Exercise aim: Locate the word "logo" in the data below, then copy every line that holds it.

Items from a figure collection:

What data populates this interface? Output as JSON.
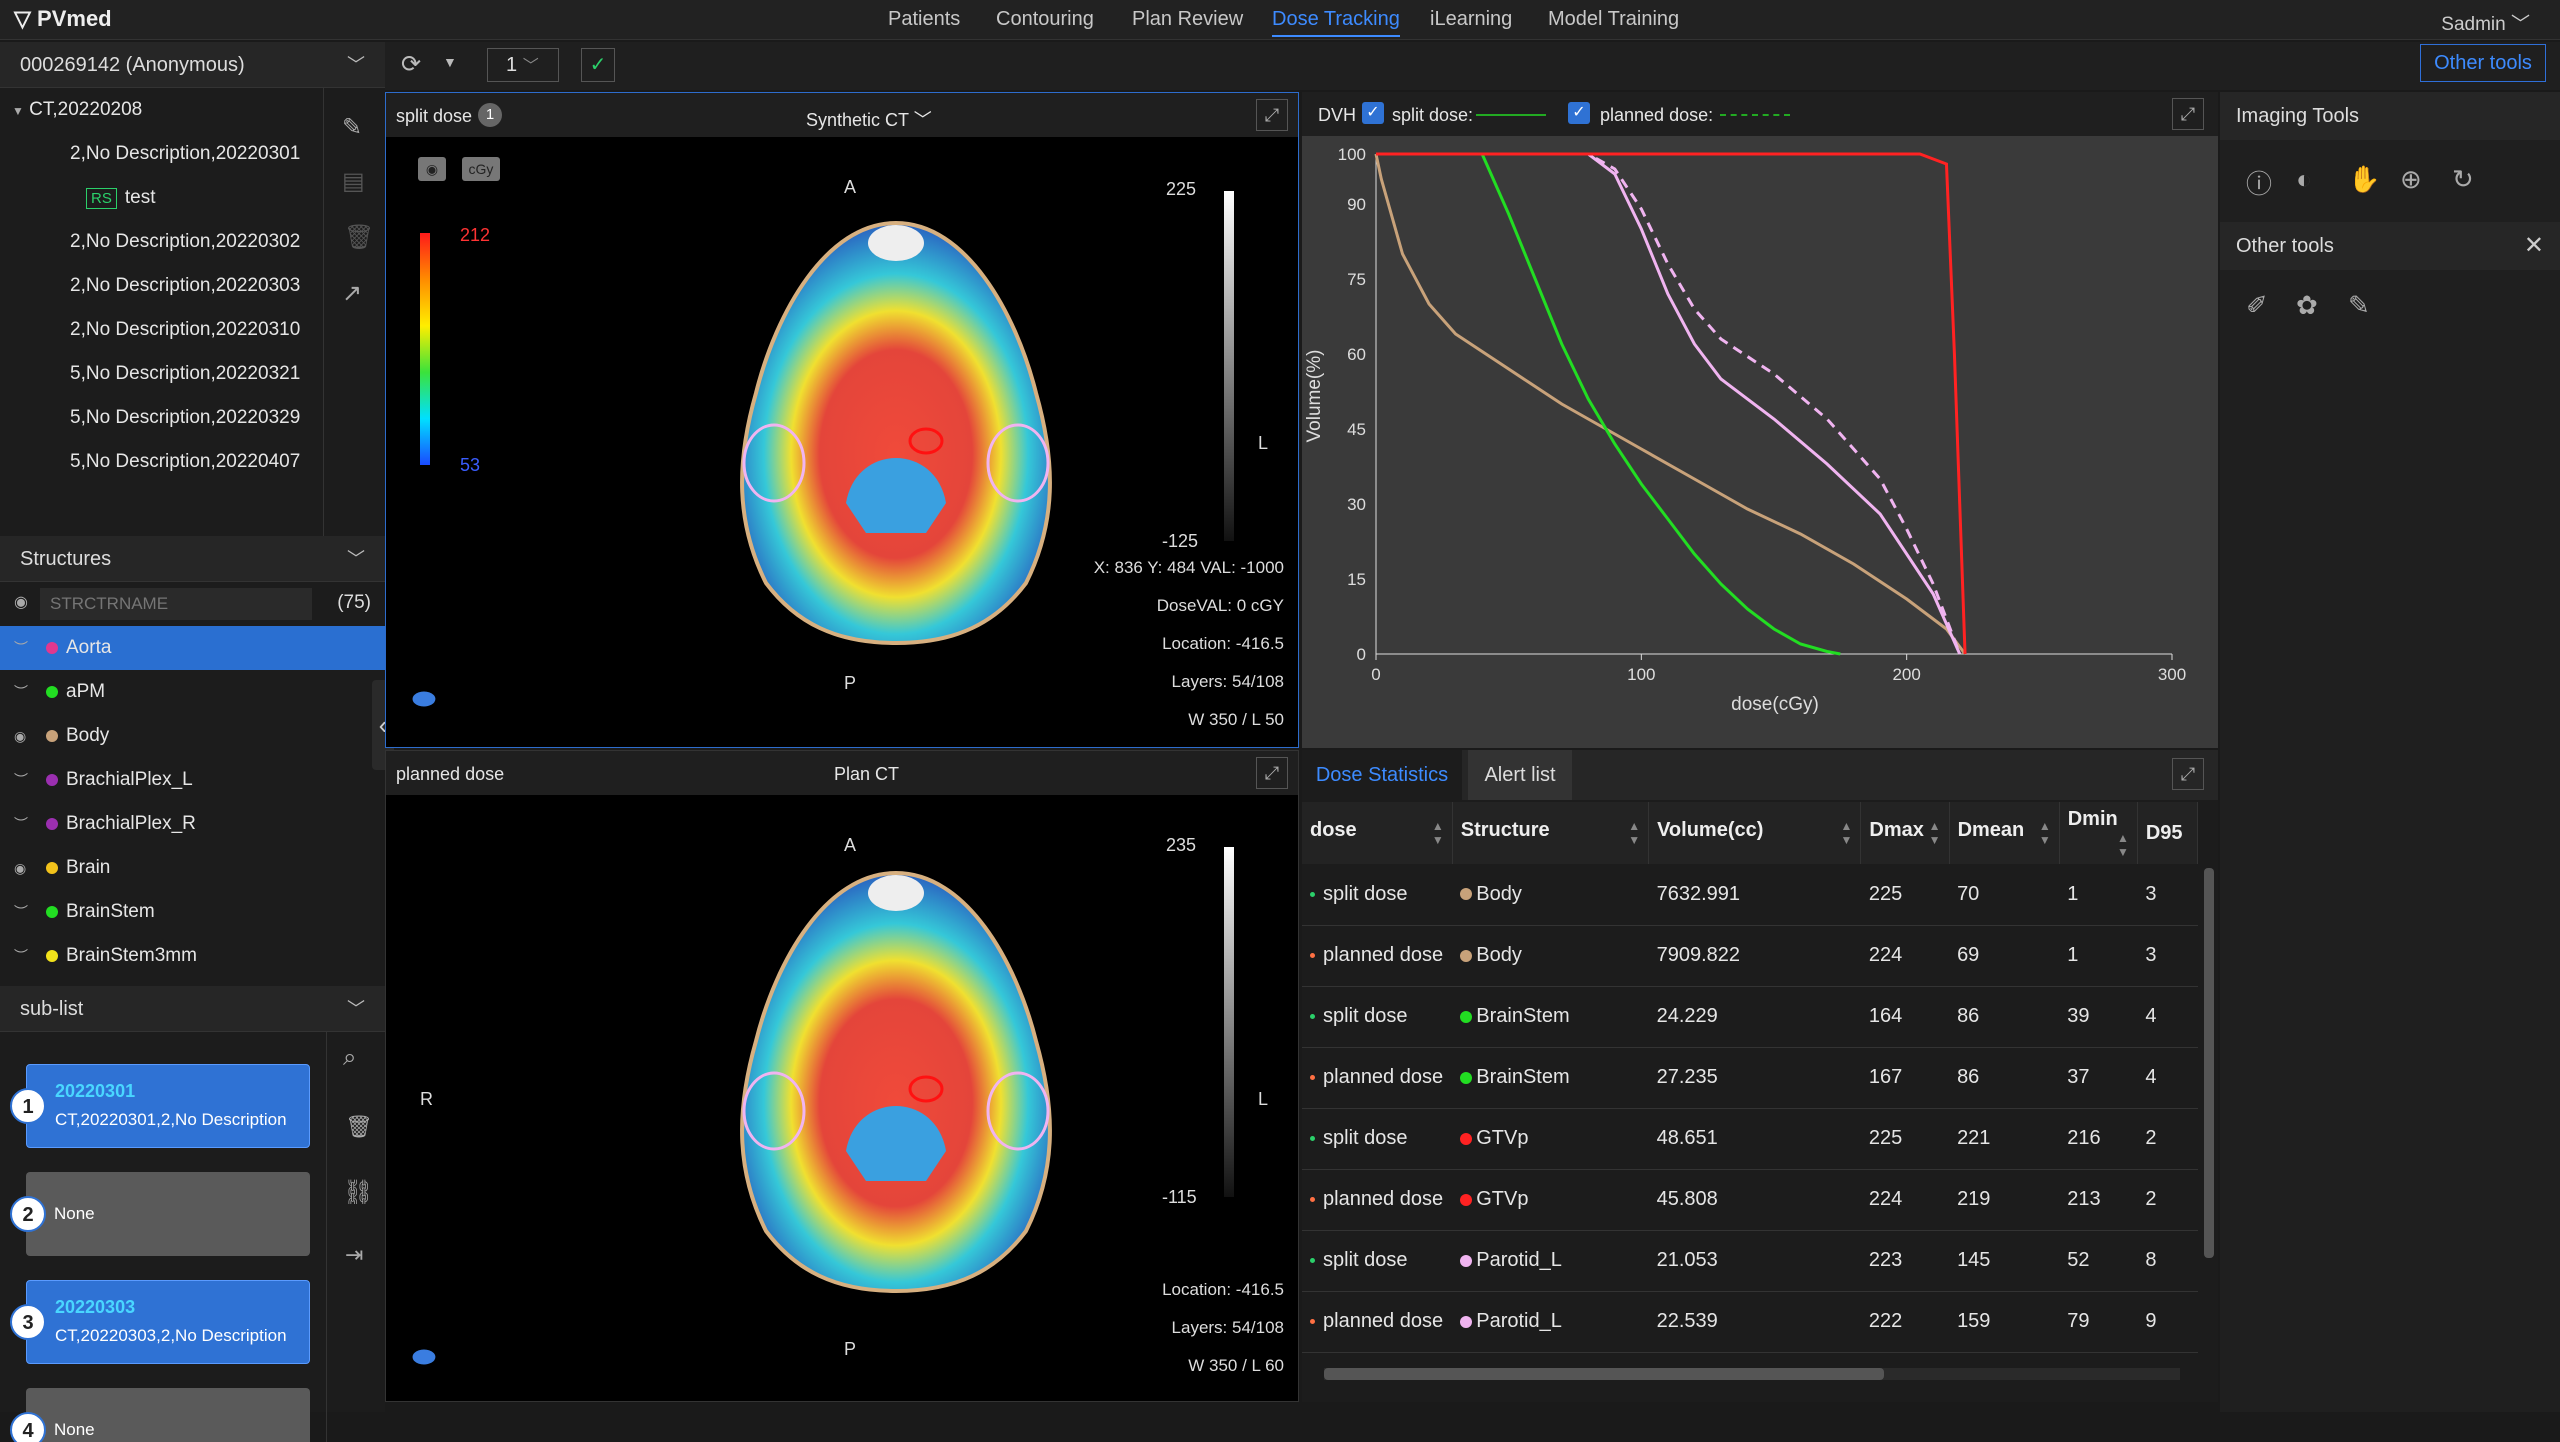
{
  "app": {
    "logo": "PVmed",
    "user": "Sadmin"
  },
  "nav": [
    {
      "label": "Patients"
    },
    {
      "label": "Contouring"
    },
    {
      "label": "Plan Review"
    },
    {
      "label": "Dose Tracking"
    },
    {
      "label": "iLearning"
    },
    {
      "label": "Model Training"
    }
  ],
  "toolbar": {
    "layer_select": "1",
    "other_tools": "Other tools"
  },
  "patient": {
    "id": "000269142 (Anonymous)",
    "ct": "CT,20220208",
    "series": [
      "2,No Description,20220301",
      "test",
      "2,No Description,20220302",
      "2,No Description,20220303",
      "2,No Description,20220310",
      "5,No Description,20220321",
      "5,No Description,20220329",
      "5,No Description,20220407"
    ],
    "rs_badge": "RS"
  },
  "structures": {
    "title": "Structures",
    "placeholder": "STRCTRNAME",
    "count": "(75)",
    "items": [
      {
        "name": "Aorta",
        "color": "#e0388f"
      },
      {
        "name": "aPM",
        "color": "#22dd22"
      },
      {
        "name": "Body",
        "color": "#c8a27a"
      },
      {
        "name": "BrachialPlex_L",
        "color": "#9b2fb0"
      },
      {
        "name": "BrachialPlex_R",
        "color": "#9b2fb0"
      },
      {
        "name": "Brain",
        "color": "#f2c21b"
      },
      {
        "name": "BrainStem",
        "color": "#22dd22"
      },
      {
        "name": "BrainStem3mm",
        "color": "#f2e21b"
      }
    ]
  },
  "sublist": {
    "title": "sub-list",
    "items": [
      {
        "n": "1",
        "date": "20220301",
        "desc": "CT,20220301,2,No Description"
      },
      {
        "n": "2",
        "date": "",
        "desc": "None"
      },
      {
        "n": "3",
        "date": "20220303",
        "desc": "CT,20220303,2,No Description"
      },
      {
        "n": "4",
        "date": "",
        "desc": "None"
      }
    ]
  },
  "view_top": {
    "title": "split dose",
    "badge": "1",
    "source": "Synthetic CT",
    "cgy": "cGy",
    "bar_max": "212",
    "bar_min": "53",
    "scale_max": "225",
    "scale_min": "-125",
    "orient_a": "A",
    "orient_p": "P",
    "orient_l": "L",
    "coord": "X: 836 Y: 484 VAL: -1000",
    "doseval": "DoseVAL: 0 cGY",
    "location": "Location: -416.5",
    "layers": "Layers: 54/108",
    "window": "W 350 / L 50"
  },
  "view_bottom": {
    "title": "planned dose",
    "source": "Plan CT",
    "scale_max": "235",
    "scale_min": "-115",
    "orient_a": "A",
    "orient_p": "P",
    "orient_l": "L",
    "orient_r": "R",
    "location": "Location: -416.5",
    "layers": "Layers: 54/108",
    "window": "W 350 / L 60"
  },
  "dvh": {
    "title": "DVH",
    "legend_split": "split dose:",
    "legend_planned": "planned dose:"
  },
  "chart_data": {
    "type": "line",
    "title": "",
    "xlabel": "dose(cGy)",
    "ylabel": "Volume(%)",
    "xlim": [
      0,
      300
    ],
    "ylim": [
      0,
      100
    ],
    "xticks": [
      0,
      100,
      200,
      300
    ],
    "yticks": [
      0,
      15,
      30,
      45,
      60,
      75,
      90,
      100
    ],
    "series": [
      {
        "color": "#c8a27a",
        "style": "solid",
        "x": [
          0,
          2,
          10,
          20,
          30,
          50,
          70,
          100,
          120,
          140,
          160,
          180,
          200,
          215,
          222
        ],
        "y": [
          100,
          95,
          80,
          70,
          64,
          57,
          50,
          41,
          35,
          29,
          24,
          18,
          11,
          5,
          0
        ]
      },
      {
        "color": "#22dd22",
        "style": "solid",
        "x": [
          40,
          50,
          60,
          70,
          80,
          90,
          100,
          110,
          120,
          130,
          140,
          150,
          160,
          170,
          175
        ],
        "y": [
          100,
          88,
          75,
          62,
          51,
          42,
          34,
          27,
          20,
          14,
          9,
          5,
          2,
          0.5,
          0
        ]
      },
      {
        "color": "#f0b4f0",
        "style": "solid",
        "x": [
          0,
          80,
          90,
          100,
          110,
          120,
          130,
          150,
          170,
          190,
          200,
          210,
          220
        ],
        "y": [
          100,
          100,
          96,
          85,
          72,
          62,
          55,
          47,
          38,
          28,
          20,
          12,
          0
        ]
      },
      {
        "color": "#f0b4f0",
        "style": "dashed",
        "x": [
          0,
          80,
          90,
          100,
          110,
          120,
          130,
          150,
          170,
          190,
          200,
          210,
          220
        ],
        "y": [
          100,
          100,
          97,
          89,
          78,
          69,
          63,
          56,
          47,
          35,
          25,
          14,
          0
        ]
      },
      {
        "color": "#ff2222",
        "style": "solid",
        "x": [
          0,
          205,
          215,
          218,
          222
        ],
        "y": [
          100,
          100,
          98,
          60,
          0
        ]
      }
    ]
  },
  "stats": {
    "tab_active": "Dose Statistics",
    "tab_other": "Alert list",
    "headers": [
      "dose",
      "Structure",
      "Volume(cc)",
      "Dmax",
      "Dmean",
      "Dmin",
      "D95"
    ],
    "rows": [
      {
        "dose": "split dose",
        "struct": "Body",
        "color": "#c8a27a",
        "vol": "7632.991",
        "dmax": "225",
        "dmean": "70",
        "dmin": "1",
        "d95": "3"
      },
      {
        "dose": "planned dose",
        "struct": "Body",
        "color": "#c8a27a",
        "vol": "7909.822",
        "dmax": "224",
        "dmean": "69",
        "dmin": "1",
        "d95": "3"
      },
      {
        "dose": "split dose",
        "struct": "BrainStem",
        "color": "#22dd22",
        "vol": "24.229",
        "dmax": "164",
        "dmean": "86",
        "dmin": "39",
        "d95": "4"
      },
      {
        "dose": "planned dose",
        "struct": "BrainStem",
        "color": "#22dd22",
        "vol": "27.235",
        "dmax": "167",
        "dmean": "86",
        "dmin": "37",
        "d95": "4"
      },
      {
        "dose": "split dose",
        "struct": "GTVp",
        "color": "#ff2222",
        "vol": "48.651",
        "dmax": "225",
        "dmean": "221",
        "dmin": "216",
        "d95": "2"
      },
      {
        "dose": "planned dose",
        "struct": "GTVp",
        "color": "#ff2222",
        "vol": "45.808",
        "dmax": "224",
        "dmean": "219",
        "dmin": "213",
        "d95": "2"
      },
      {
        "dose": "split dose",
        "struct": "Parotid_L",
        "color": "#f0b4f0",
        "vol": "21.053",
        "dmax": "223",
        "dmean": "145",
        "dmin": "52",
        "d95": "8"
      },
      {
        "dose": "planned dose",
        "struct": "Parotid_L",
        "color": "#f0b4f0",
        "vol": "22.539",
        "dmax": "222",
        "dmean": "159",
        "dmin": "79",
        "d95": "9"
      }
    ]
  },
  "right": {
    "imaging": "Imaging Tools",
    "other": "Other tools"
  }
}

* * *

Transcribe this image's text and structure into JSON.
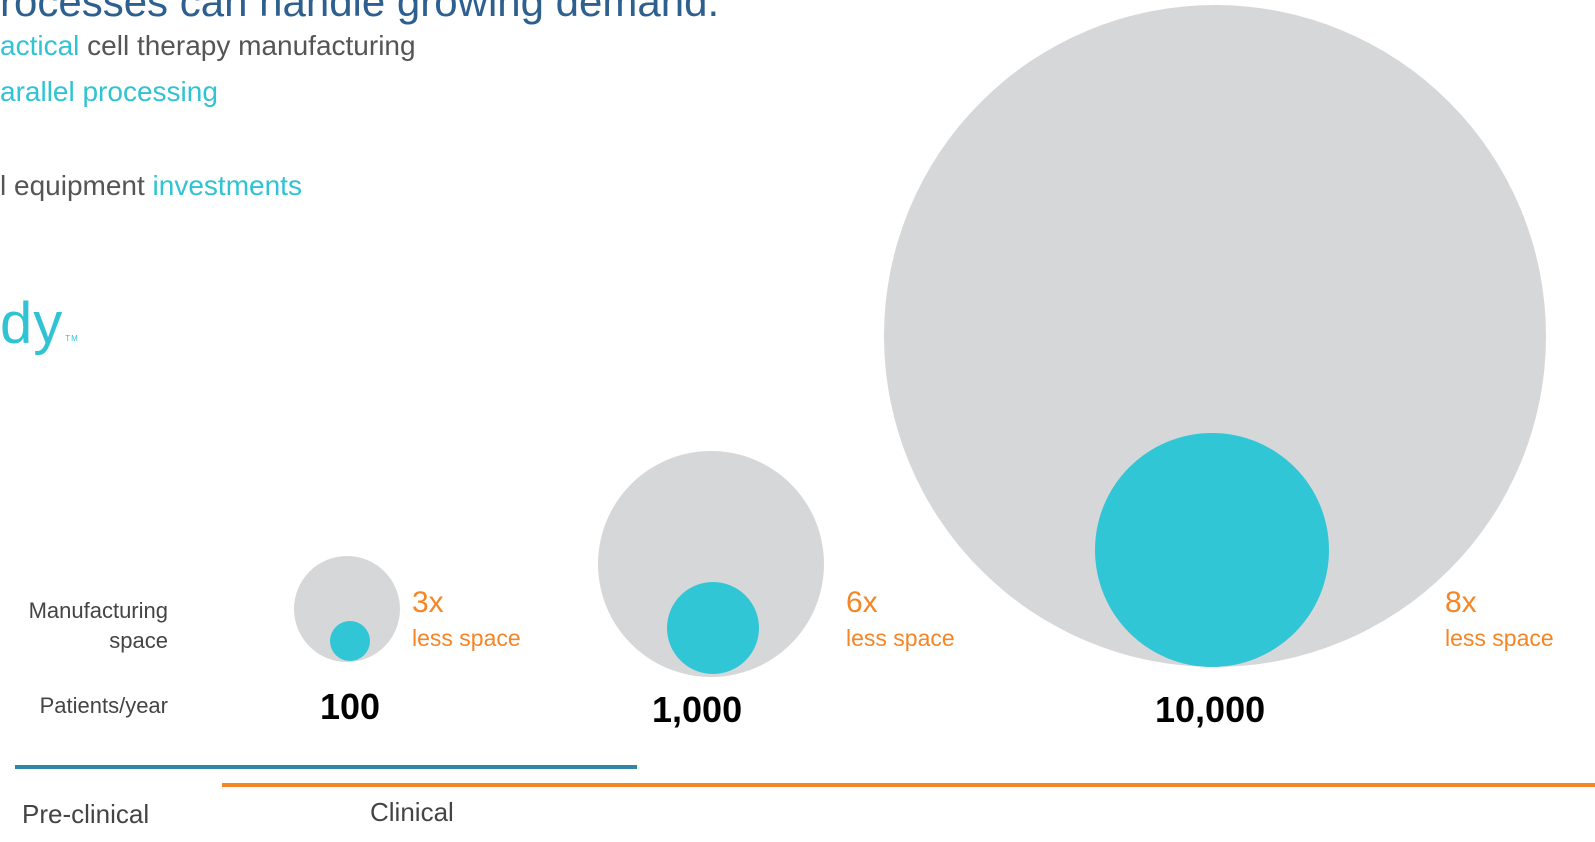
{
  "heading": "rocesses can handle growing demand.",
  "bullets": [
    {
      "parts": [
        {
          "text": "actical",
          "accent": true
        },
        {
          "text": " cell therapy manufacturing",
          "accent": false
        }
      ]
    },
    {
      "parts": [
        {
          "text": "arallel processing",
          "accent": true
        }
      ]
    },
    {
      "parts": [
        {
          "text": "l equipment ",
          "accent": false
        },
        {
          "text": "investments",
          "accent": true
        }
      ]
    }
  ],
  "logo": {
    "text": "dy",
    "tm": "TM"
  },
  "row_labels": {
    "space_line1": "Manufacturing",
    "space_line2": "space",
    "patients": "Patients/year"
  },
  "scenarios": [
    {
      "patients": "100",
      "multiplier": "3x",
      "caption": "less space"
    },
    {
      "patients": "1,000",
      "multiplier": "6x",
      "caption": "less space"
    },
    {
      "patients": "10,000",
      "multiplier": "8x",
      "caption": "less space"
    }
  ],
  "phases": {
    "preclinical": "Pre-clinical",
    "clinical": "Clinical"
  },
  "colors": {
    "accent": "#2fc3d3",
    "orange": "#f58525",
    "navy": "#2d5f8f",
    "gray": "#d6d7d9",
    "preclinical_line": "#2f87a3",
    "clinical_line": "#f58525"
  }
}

* * *

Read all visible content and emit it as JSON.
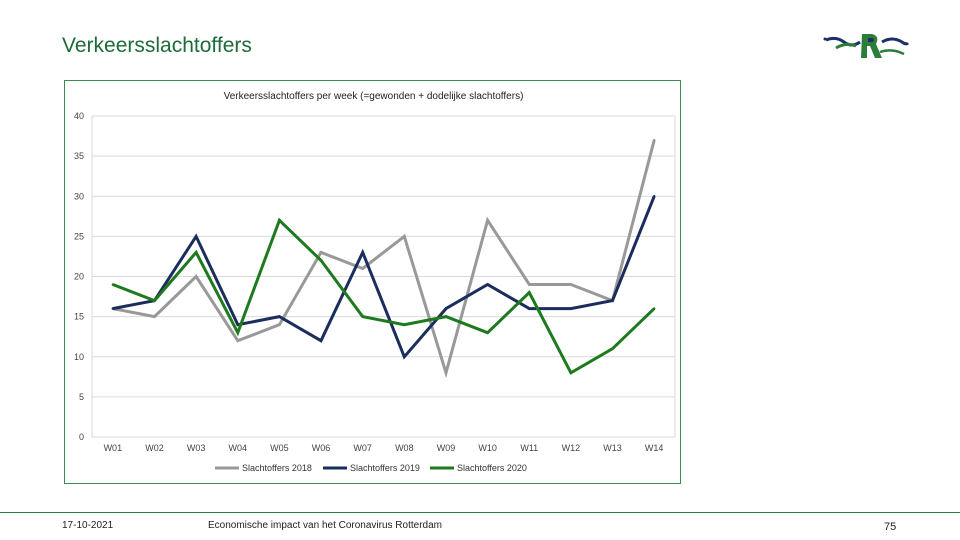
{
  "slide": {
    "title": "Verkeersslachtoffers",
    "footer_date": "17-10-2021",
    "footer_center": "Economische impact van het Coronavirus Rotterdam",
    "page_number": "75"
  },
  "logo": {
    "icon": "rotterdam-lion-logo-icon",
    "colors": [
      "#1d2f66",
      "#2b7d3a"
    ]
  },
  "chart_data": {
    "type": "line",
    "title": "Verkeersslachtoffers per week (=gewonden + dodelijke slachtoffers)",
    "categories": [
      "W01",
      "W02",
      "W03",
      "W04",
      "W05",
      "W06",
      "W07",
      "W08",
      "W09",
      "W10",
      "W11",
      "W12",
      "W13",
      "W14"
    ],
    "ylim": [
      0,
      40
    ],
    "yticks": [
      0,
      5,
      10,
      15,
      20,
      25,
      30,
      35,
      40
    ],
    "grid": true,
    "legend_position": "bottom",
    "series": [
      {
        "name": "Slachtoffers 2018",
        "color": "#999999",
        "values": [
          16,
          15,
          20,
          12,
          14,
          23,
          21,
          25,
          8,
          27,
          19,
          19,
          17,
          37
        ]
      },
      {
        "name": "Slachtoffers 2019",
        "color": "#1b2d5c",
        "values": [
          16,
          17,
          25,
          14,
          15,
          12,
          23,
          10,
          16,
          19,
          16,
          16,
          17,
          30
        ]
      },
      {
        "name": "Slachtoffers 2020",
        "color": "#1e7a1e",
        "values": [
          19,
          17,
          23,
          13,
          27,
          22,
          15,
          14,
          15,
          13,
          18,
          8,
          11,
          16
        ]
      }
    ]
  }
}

The answer:
    "logo": "PVmed",
  "logo": {
  "logo": {
    "icon": "rotterdam-lion-logo-icon",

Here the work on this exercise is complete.